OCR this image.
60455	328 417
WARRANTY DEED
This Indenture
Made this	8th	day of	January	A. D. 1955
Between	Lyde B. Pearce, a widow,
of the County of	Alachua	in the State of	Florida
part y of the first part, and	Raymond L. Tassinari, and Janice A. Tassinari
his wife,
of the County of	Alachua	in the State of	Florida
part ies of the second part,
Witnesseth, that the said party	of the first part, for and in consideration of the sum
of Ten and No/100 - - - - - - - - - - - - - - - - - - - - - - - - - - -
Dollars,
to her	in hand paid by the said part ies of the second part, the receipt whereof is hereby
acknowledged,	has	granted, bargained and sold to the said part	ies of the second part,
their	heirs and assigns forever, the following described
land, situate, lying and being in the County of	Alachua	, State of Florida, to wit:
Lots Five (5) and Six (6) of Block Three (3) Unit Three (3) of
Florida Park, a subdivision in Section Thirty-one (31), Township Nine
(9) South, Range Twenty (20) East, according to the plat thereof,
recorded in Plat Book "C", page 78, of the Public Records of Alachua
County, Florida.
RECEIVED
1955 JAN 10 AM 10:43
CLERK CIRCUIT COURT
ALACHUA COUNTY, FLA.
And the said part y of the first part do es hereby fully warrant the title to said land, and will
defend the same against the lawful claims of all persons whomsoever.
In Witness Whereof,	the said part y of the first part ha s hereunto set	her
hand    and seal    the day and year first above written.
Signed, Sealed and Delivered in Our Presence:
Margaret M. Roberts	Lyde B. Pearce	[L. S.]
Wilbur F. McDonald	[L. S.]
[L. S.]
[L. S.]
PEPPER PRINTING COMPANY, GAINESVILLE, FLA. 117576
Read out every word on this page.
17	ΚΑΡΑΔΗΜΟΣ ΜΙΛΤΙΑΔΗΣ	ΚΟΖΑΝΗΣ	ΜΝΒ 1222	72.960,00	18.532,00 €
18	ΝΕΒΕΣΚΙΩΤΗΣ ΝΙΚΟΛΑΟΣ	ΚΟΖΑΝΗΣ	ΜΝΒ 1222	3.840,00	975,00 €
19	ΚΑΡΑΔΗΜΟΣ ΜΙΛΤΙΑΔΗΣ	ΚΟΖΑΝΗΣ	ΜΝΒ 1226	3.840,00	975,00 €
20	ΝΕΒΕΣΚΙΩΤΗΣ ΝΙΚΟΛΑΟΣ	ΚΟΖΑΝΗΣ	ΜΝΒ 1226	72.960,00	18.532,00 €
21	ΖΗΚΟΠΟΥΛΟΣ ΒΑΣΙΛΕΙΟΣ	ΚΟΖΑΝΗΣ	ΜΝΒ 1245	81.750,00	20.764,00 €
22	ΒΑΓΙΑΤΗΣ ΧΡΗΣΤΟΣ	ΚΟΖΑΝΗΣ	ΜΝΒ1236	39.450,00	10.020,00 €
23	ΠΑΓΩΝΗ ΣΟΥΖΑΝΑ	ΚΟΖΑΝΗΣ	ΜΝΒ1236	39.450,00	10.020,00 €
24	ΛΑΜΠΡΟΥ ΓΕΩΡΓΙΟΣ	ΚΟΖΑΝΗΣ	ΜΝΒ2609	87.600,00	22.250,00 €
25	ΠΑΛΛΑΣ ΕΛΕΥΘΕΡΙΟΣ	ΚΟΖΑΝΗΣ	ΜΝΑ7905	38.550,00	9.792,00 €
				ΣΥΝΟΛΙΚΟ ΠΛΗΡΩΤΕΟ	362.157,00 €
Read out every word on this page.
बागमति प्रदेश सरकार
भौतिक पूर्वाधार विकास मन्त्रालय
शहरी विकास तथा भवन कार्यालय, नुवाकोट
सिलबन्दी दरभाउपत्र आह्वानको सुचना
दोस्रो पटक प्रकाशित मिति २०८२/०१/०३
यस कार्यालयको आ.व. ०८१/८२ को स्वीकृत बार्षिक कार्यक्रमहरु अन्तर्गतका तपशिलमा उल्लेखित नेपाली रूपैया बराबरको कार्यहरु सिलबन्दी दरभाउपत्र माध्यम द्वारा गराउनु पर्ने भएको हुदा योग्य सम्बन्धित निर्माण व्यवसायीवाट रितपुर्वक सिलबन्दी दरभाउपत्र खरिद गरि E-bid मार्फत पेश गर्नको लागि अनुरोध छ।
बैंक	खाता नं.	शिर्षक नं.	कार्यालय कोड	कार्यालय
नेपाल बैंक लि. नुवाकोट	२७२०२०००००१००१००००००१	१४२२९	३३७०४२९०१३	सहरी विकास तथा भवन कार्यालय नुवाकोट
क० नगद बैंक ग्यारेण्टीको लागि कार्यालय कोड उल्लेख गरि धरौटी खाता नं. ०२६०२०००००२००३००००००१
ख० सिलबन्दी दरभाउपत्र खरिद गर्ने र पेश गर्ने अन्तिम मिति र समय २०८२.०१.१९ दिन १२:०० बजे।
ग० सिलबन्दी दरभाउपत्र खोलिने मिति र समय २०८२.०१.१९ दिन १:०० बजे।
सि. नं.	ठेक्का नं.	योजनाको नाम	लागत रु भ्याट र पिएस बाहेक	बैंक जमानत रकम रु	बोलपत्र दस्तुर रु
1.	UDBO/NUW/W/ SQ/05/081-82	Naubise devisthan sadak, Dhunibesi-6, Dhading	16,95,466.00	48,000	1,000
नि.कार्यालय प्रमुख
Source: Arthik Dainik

> _AIM_:
Working from the material above, state how many lines contain "first"; give only the number.

> _THE ANSWER_:
5